- [Stored entries]:
::::
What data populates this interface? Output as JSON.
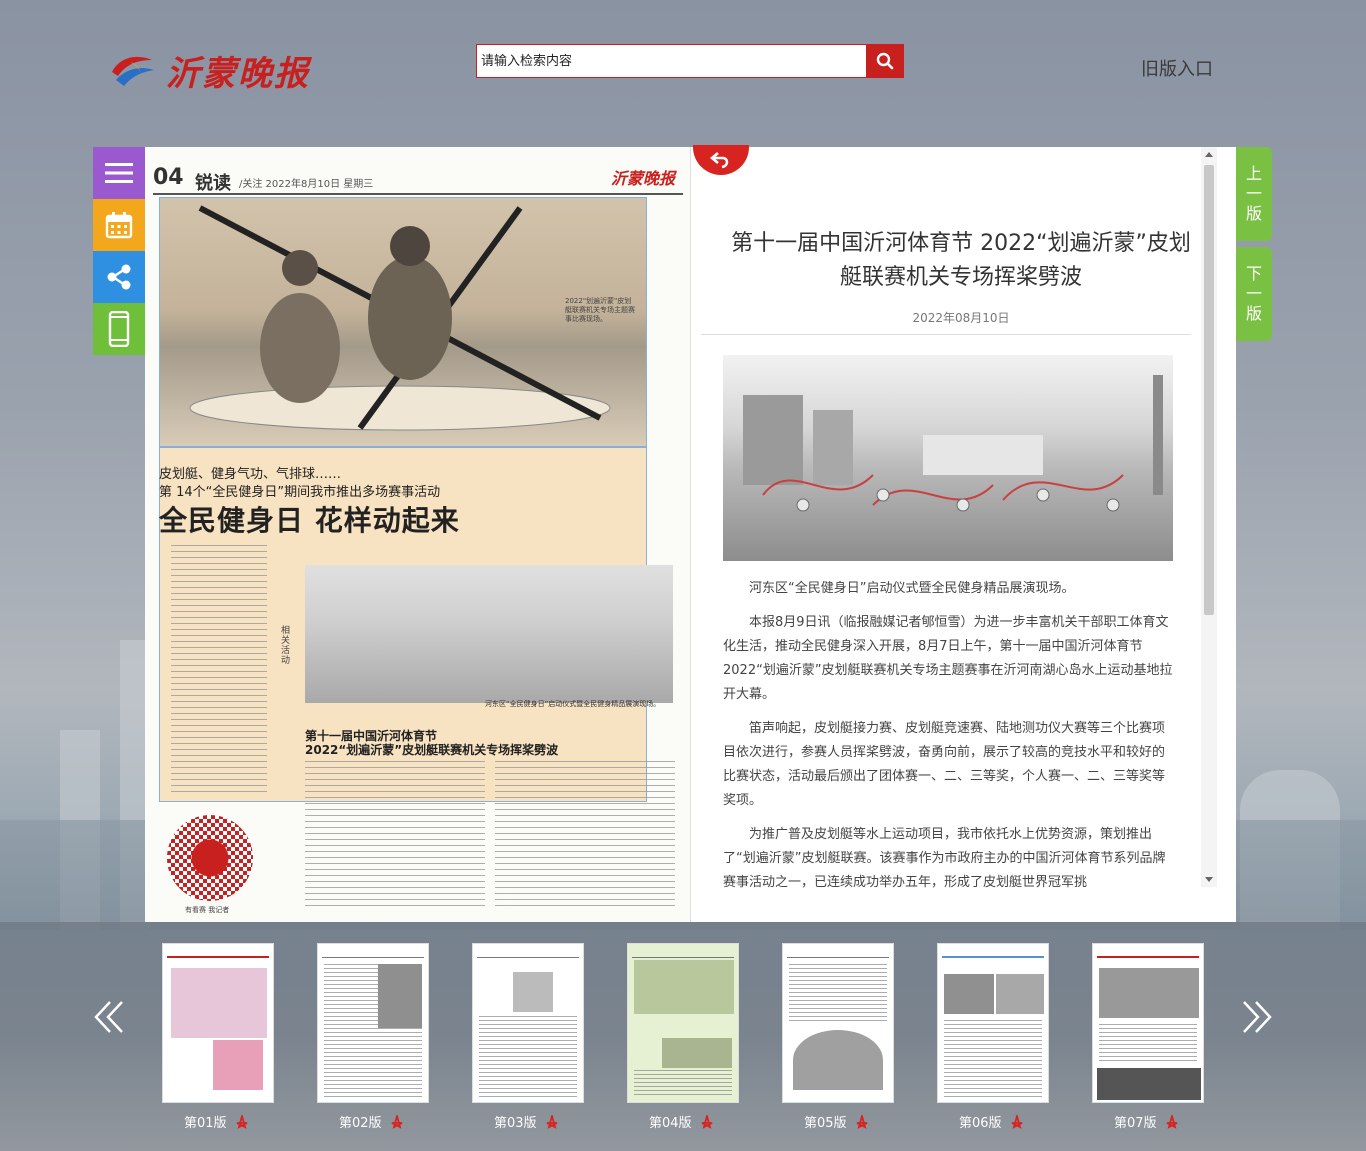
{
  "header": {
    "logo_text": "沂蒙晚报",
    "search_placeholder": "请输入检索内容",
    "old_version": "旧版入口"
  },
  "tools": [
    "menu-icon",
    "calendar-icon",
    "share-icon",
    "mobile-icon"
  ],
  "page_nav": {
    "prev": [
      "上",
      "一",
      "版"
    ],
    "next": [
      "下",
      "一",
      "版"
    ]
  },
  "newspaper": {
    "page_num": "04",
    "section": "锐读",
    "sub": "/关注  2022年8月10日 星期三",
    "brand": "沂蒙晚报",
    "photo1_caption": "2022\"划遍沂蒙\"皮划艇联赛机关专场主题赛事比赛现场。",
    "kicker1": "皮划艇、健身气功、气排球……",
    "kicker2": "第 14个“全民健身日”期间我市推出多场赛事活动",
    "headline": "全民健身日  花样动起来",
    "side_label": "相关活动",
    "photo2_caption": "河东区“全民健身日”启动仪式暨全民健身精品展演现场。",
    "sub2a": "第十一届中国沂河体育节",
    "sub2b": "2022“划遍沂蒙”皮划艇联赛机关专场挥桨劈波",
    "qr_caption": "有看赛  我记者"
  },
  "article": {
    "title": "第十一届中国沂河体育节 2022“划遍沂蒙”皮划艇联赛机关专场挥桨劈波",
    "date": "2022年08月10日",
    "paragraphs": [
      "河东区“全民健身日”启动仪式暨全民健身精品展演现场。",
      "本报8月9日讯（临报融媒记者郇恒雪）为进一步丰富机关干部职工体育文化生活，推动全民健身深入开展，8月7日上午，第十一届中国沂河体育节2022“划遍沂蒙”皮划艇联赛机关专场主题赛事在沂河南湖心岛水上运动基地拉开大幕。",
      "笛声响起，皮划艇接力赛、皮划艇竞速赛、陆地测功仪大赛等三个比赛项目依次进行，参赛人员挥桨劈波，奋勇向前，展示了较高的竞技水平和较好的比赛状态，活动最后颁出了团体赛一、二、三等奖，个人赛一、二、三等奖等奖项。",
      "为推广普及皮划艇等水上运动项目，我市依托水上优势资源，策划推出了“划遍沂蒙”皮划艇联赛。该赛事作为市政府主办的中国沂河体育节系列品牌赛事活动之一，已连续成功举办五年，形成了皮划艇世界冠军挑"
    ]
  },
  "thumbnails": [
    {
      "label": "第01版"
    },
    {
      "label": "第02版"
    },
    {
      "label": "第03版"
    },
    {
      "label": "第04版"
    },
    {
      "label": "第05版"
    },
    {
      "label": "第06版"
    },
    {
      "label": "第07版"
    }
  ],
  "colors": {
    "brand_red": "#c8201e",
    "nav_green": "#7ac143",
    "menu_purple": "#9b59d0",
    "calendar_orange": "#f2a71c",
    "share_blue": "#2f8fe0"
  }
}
::::
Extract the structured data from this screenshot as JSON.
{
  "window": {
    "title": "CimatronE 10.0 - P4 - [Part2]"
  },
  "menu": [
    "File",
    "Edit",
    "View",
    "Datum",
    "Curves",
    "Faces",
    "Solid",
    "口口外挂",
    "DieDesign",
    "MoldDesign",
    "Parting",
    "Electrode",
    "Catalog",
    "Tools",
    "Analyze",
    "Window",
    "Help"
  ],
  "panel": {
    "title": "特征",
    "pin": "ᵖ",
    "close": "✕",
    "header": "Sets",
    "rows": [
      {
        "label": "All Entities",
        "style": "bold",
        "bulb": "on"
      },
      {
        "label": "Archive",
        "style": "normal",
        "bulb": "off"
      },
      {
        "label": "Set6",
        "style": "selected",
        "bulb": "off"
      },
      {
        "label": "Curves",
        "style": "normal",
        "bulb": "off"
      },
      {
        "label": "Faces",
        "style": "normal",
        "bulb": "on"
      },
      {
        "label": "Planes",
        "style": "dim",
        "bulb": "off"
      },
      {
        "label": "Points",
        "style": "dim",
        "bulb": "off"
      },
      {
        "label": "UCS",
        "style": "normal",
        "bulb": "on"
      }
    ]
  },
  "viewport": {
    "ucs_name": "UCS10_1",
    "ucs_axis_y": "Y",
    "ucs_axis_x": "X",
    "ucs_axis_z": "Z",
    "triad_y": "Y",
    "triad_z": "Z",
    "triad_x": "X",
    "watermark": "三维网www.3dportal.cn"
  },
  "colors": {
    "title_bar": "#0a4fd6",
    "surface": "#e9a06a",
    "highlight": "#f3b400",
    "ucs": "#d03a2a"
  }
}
::::
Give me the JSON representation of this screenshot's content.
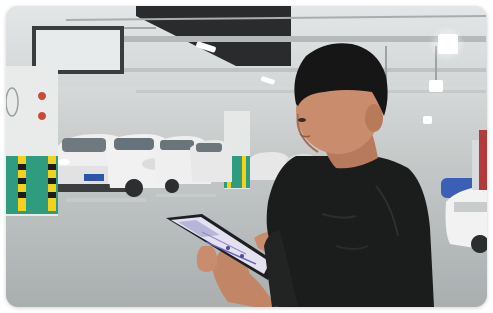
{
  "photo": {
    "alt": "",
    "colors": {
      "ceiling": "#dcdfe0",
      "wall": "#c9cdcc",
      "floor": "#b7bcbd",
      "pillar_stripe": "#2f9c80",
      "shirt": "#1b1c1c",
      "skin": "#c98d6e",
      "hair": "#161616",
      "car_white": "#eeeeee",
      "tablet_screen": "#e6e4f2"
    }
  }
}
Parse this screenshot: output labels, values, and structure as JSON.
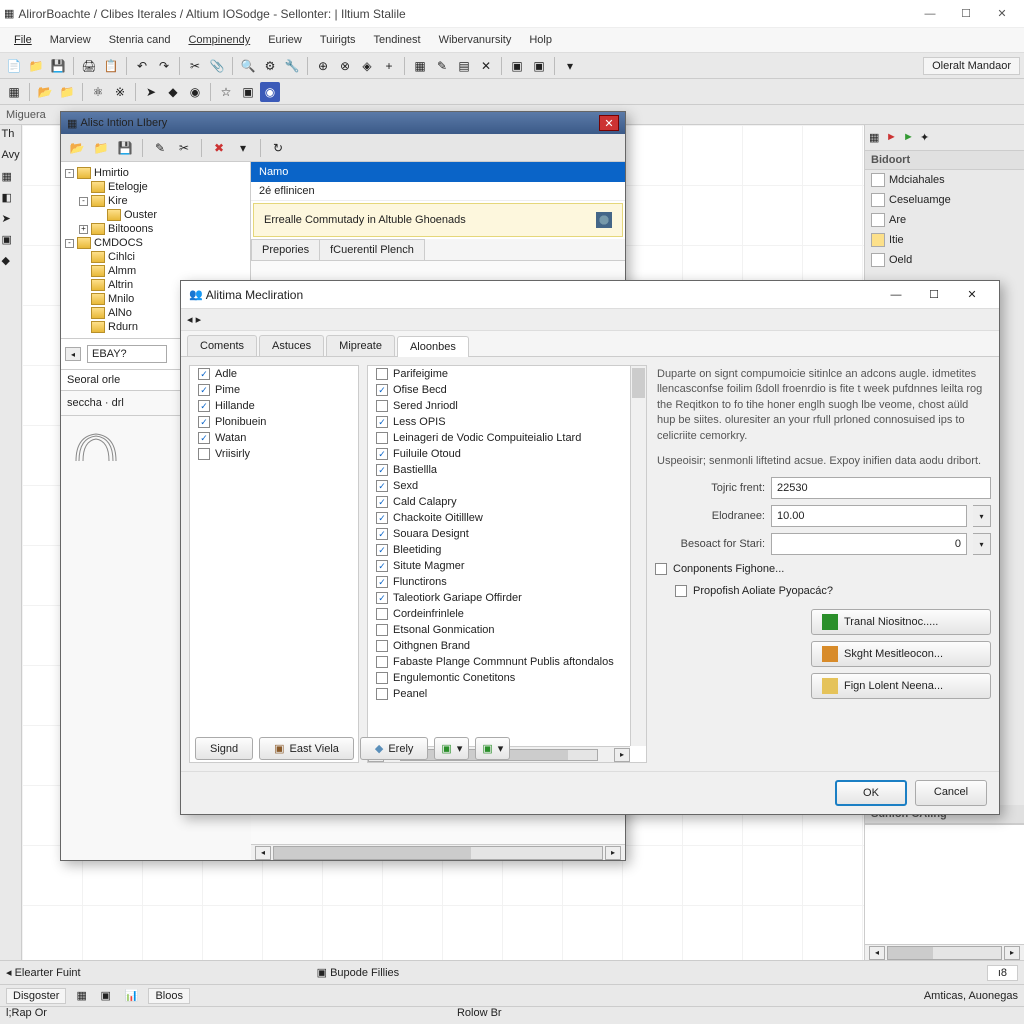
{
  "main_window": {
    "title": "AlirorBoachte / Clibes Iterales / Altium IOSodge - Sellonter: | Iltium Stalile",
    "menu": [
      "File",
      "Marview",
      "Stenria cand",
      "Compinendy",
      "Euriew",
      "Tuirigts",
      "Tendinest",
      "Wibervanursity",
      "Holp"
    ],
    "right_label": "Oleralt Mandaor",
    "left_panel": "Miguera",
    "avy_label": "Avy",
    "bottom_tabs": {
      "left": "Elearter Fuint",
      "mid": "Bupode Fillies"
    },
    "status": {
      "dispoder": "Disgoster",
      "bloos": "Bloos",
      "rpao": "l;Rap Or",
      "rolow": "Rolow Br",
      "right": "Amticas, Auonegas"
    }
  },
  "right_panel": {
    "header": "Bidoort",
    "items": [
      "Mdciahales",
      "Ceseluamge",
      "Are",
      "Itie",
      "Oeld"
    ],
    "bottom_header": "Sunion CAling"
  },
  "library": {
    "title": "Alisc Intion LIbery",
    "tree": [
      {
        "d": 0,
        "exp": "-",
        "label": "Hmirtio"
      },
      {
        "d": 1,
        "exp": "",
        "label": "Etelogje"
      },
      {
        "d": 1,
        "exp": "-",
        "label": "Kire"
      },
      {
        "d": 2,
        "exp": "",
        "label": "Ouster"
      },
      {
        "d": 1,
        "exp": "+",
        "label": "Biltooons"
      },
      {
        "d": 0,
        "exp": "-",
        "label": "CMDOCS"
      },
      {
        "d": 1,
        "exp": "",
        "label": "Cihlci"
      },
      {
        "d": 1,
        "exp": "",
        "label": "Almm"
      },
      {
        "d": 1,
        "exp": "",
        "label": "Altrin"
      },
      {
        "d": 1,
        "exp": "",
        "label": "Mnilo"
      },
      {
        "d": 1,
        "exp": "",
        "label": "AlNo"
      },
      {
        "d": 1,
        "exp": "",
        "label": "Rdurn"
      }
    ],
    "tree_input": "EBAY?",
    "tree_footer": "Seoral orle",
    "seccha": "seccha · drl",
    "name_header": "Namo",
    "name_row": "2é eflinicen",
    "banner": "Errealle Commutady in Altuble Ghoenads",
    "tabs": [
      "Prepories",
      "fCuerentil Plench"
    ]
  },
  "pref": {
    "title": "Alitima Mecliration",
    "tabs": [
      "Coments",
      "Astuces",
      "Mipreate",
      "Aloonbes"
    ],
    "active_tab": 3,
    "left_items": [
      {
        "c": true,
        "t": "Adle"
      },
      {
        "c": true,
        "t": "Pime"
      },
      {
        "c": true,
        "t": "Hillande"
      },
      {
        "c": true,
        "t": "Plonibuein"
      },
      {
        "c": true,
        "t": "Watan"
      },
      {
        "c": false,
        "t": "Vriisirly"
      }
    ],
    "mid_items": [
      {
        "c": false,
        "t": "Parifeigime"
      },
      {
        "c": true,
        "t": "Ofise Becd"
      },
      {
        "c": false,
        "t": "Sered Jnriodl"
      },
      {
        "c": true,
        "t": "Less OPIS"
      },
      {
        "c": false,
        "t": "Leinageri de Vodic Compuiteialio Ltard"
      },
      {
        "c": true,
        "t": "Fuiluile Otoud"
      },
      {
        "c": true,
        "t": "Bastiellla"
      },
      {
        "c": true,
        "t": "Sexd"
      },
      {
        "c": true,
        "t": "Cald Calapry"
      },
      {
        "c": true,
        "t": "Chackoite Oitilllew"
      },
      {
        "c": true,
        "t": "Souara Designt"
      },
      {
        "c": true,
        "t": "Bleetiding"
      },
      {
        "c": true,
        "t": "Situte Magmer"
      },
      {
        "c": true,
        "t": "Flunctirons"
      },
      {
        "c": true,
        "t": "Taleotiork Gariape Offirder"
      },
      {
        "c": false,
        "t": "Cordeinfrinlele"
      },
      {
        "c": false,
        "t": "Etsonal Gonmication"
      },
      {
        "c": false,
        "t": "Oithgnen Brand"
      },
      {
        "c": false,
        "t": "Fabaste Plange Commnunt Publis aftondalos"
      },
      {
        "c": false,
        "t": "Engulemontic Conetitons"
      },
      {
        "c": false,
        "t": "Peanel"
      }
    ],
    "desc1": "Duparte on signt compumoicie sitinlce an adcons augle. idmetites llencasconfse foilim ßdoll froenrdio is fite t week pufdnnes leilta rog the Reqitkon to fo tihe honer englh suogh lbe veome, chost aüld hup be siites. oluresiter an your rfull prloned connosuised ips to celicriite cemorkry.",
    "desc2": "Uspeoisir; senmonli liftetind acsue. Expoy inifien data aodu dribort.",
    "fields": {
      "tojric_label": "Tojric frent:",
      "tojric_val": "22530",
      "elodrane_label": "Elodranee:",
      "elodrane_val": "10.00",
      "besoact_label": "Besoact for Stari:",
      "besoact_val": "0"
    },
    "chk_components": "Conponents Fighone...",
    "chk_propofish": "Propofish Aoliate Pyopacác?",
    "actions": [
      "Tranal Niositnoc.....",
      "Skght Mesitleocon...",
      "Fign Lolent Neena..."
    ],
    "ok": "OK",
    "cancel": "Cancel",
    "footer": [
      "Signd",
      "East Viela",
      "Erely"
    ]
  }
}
::::
- [Your goal]:
Among the records above, find each line holding the string "icon" and pull it out.

- [Solution below]:
    "menu-icon",
    "calendar-icon",
    "share-icon",
    "mobile-icon"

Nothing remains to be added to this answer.